● **DATASET**:
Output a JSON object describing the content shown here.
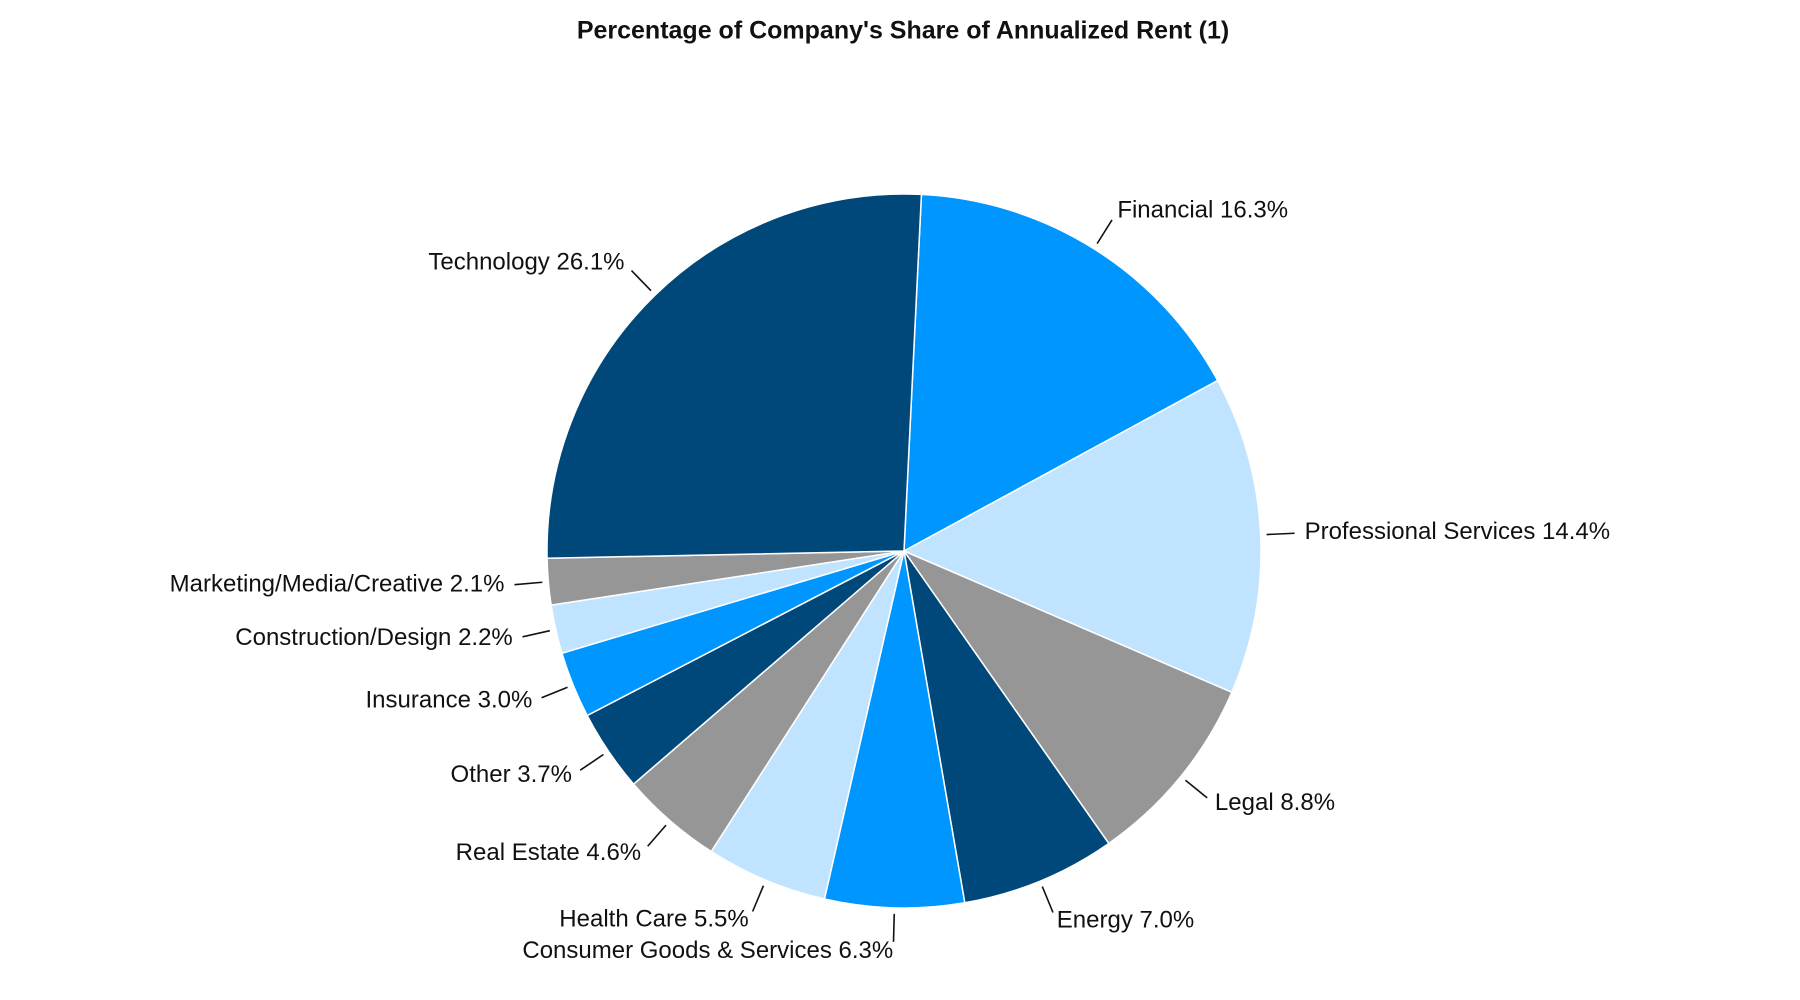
{
  "chart_data": {
    "type": "pie",
    "title": "Percentage of Company's Share of Annualized Rent (1)",
    "categories": [
      "Financial",
      "Professional Services",
      "Legal",
      "Energy",
      "Consumer Goods & Services",
      "Health Care",
      "Real Estate",
      "Other",
      "Insurance",
      "Construction/Design",
      "Marketing/Media/Creative",
      "Technology"
    ],
    "values": [
      16.3,
      14.4,
      8.8,
      7.0,
      6.3,
      5.5,
      4.6,
      3.7,
      3.0,
      2.2,
      2.1,
      26.1
    ],
    "value_labels": [
      "16.3%",
      "14.4%",
      "8.8%",
      "7.0%",
      "6.3%",
      "5.5%",
      "4.6%",
      "3.7%",
      "3.0%",
      "2.2%",
      "2.1%",
      "26.1%"
    ],
    "colors": [
      "#0096ff",
      "#c0e4ff",
      "#969696",
      "#00487a",
      "#0096ff",
      "#c0e4ff",
      "#969696",
      "#00487a",
      "#0096ff",
      "#c0e4ff",
      "#969696",
      "#00487a"
    ]
  }
}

● **DIRECTIVE**:
Every entry must be transcribed exactly. Pictures do not belong in the copy.

● **TASK RESPONSE**:
Output a JSON object describing the content shown here.
{
  "chart_data": {
    "type": "pie",
    "title": "Percentage of Company's Share of Annualized Rent (1)",
    "categories": [
      "Financial",
      "Professional Services",
      "Legal",
      "Energy",
      "Consumer Goods & Services",
      "Health Care",
      "Real Estate",
      "Other",
      "Insurance",
      "Construction/Design",
      "Marketing/Media/Creative",
      "Technology"
    ],
    "values": [
      16.3,
      14.4,
      8.8,
      7.0,
      6.3,
      5.5,
      4.6,
      3.7,
      3.0,
      2.2,
      2.1,
      26.1
    ],
    "value_labels": [
      "16.3%",
      "14.4%",
      "8.8%",
      "7.0%",
      "6.3%",
      "5.5%",
      "4.6%",
      "3.7%",
      "3.0%",
      "2.2%",
      "2.1%",
      "26.1%"
    ],
    "colors": [
      "#0096ff",
      "#c0e4ff",
      "#969696",
      "#00487a",
      "#0096ff",
      "#c0e4ff",
      "#969696",
      "#00487a",
      "#0096ff",
      "#c0e4ff",
      "#969696",
      "#00487a"
    ]
  }
}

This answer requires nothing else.